Quoted passage
* * *

Social Security Processes 240 Million W-2s So Far in 2018

Payroll on Bloomberg Tax is built to get you to the right answer faster and more efficiently. Get all the payroll intelligence you need with Bloomberg Tax expert analysis, perspectives and...

By Keith Hill

More than 240 million Forms W-2, Wage and Tax Statement, that were filed by employers for tax year 2017 were processed by the Social Security Administration by mid-April, an agency official said April 12.

The number of forms processed by April 11 compares with about 235 million W-2s for tax year 2016 processed by early March 2017.

The agency also processed about 1.57 million 2017 Forms W-2c, Corrected Wage and Tax Statement, by April 11, Scott Pedersen, SSA program manager, told Bloomberg Tax in an email. The agency processed almost twice that number in the 2017 filing season, the SSA said.

Recapping 2017 Filing Season

More than 253 million W-2s were processed by the Social Security Administration in 2017, up 2.4 percent from the 247 million W-2s processed in 2016, the agency told Bloomberg Tax on March 30. The agency has the ability to process about 25 million W-2s a day.

Additionally, about 6 million Forms W-2c were filed in 2017, the agency said.

The 2017 filing season was the first with an accelerated wage-reporting schedule. Employers were required to file copies of the 2016 W-2 with the SSA by Jan. 31, almost a month earlier than in previous years. The deadline was moved up from Feb. 29, 2016, for forms submitted on paper and March 31 for forms submitted electronically, under the 2015 Consolidated Appropriations Act (Pub. L. 114-113).

The number of late submissions in 2017 rose by several thousand, compared with 2016, most likely from the earlier deadline, the agency said.

The goal of earlier W-2 reporting was to allow the Internal Revenue Service to quickly verify income and not require the agency to contact employers of taxpayers whose returns were caught by identity-theft filters.

* * *

Data lines

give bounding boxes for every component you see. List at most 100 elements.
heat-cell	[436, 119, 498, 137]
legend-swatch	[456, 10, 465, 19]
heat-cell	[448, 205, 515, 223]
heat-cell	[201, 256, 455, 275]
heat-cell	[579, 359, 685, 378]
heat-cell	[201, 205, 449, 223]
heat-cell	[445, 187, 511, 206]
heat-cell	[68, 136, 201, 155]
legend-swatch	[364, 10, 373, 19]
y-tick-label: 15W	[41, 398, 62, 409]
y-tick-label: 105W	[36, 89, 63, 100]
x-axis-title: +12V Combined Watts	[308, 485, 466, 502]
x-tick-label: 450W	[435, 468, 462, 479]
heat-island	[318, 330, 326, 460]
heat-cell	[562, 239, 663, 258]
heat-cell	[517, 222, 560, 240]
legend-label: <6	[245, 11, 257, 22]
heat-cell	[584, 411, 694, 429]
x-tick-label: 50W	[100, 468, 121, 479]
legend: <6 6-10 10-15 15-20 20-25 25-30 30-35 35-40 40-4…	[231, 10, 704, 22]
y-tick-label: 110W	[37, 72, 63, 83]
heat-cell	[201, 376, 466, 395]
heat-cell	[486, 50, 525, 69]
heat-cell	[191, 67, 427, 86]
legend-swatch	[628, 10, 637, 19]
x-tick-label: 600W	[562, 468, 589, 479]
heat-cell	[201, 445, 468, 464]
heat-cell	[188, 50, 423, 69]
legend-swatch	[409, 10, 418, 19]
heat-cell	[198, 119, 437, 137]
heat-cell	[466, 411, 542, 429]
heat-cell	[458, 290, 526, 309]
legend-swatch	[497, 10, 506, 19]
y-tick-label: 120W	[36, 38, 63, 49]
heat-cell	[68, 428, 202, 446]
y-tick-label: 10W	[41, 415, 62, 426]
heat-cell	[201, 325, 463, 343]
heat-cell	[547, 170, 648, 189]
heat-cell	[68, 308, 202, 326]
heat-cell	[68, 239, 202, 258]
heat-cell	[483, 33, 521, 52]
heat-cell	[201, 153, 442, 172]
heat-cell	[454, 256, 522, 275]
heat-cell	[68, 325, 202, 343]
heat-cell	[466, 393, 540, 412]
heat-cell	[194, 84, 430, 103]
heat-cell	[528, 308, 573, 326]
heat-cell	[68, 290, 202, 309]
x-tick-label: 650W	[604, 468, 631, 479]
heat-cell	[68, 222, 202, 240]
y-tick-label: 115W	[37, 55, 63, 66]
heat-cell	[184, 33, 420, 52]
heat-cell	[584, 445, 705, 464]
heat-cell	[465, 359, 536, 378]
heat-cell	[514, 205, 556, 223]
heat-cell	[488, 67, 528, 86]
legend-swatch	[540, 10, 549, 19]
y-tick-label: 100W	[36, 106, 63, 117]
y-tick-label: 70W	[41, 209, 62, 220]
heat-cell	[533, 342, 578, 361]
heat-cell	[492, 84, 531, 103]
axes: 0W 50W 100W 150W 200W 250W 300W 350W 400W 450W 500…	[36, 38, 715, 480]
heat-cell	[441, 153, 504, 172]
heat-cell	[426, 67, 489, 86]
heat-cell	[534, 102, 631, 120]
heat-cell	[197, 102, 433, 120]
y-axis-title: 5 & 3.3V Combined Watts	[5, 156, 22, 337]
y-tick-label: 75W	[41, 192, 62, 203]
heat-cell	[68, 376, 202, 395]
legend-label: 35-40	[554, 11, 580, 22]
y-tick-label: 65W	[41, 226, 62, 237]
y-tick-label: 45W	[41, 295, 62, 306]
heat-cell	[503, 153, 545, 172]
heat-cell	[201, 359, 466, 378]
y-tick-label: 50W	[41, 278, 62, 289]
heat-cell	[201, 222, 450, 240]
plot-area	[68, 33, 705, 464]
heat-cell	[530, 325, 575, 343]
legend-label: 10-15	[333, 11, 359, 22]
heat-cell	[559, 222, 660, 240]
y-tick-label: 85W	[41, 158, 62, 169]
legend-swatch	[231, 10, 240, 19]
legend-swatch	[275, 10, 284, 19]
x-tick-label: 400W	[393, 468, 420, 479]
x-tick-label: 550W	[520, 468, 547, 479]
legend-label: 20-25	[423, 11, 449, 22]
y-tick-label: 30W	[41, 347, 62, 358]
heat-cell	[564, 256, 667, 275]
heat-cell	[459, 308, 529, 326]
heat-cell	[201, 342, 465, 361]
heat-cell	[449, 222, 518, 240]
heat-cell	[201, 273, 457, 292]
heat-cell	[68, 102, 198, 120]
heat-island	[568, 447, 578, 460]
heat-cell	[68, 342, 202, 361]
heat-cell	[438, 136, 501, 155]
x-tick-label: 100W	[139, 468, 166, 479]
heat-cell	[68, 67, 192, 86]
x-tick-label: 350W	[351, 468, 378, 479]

* * *

Task prompt
Rewrite the W-2 processing article from "Additionally, about 6" to "deadline, the agency said.", swapping "late submissions" for "overdue filings".

Correct answer
Additionally, about 6 million Forms W-2c were filed in 2017, the agency said.

The 2017 filing season was the first with an accelerated wage-reporting schedule. Employers were required to file copies of the 2016 W-2 with the SSA by Jan. 31, almost a month earlier than in previous years. The deadline was moved up from Feb. 29, 2016, for forms submitted on paper and March 31 for forms submitted electronically, under the 2015 Consolidated Appropriations Act (Pub. L. 114-113).

The number of overdue filings in 2017 rose by several thousand, compared with 2016, most likely from the earlier deadline, the agency said.